### Direction
From the records below, pull each line that has "жильем".
----
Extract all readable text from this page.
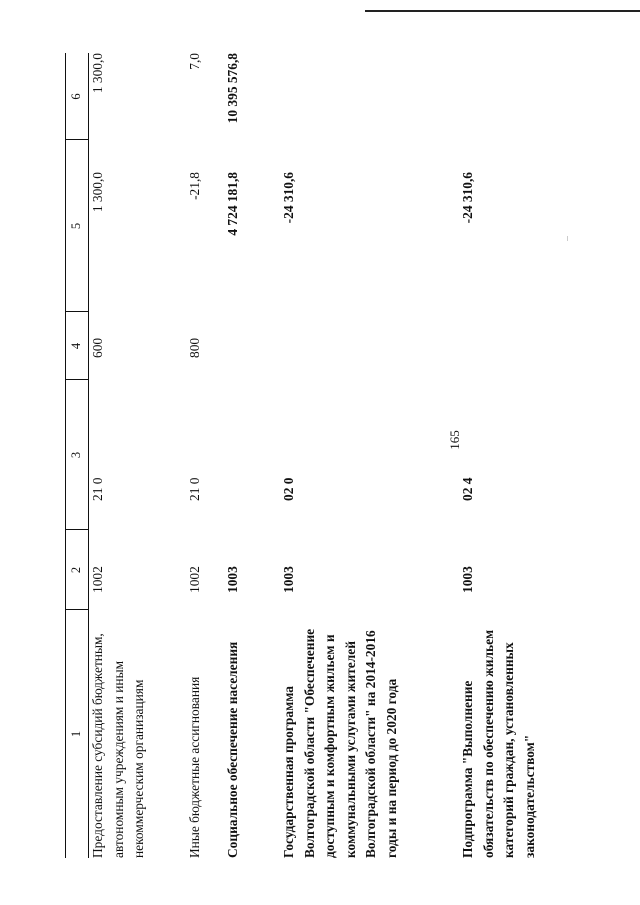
165
1
2
3
4
5
6
Предоставление субсидий бюджетным, автономным учреждениям и иным некоммерческим организациям
1002
21 0
600
1 300,0
1 300,0
Иные бюджетные ассигнования
1002
21 0
800
-21,8
7,0
Социальное обеспечение населения
1003
4 724 181,8
10 395 576,8
Государственная программа Волгоградской области "Обеспечение доступным и комфортным жильем и коммунальными услугами жителей Волгоградской области" на 2014-2016 годы и на период до 2020 года
1003
02 0
-24 310,6
Подпрограмма "Выполнение обязательств по обеспечению жильем категорий граждан, установленных законодательством"
1003
02 4
-24 310,6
----
### Final result
Государственная программа Волгоградской области "Обеспечение доступным и комфортным жильем и коммунальными услугами жителей Волгоградской области" на 2014-2016 годы и на период до 2020 года
Подпрограмма "Выполнение обязательств по обеспечению жильем категорий граждан, установленных законодательством"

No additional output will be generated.